AIM: Please reproduce every one of the rows below, character for character and in the same order.

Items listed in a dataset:
════════════════════
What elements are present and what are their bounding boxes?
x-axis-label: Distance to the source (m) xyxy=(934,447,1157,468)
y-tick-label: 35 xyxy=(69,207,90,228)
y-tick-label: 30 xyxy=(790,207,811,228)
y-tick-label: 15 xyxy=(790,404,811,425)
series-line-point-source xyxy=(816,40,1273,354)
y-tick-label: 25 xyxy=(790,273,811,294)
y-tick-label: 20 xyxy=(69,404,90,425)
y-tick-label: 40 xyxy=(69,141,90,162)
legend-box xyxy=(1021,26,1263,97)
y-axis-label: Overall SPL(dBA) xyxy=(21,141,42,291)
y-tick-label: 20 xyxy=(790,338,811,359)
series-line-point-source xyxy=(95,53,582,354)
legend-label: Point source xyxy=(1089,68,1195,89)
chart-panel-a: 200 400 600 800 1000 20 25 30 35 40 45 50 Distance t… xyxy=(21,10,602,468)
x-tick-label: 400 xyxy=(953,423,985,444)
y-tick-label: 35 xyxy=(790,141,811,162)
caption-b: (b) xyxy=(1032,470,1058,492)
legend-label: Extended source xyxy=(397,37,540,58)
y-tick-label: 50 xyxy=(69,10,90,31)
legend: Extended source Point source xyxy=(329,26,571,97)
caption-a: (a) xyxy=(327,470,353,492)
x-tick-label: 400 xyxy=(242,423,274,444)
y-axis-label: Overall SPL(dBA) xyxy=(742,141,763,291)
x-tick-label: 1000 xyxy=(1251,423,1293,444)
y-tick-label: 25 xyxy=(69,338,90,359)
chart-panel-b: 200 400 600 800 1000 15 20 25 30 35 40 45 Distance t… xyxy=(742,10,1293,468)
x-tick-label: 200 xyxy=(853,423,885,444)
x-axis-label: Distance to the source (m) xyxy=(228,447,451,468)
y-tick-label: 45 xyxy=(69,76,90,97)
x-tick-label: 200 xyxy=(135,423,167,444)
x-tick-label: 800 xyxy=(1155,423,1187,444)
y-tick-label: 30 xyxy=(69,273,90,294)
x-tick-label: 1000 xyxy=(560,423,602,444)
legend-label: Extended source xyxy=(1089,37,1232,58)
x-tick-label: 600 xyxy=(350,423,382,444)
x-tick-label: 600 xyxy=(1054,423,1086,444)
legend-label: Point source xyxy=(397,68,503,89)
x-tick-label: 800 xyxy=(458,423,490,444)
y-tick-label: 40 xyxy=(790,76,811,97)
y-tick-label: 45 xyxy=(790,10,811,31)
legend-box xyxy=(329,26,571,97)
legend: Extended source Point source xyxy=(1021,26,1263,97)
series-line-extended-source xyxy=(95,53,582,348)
════════════════════
COMPLETE OUTPUT:
What elements are present and what are their bounding boxes?
x-axis-label: Distance to the source (m) xyxy=(934,447,1157,468)
y-tick-label: 35 xyxy=(69,207,90,228)
y-tick-label: 30 xyxy=(790,207,811,228)
y-tick-label: 15 xyxy=(790,404,811,425)
series-line-point-source xyxy=(816,40,1273,354)
y-tick-label: 25 xyxy=(790,273,811,294)
y-tick-label: 20 xyxy=(69,404,90,425)
y-tick-label: 40 xyxy=(69,141,90,162)
legend-box xyxy=(1021,26,1263,97)
y-axis-label: Overall SPL(dBA) xyxy=(21,141,42,291)
y-tick-label: 20 xyxy=(790,338,811,359)
series-line-point-source xyxy=(95,53,582,354)
legend-label: Point source xyxy=(1089,68,1195,89)
chart-panel-a: 200 400 600 800 1000 20 25 30 35 40 45 50 Distance t… xyxy=(21,10,602,468)
x-tick-label: 400 xyxy=(953,423,985,444)
y-tick-label: 35 xyxy=(790,141,811,162)
caption-b: (b) xyxy=(1032,470,1058,492)
legend-label: Extended source xyxy=(397,37,540,58)
y-tick-label: 50 xyxy=(69,10,90,31)
legend: Extended source Point source xyxy=(329,26,571,97)
caption-a: (a) xyxy=(327,470,353,492)
x-tick-label: 400 xyxy=(242,423,274,444)
y-axis-label: Overall SPL(dBA) xyxy=(742,141,763,291)
x-tick-label: 1000 xyxy=(1251,423,1293,444)
y-tick-label: 25 xyxy=(69,338,90,359)
chart-panel-b: 200 400 600 800 1000 15 20 25 30 35 40 45 Distance t… xyxy=(742,10,1293,468)
x-tick-label: 200 xyxy=(853,423,885,444)
x-axis-label: Distance to the source (m) xyxy=(228,447,451,468)
y-tick-label: 45 xyxy=(69,76,90,97)
x-tick-label: 200 xyxy=(135,423,167,444)
x-tick-label: 800 xyxy=(1155,423,1187,444)
y-tick-label: 30 xyxy=(69,273,90,294)
x-tick-label: 1000 xyxy=(560,423,602,444)
legend-label: Extended source xyxy=(1089,37,1232,58)
x-tick-label: 600 xyxy=(350,423,382,444)
x-tick-label: 600 xyxy=(1054,423,1086,444)
legend-label: Point source xyxy=(397,68,503,89)
x-tick-label: 800 xyxy=(458,423,490,444)
y-tick-label: 40 xyxy=(790,76,811,97)
y-tick-label: 45 xyxy=(790,10,811,31)
legend-box xyxy=(329,26,571,97)
legend: Extended source Point source xyxy=(1021,26,1263,97)
series-line-extended-source xyxy=(95,53,582,348)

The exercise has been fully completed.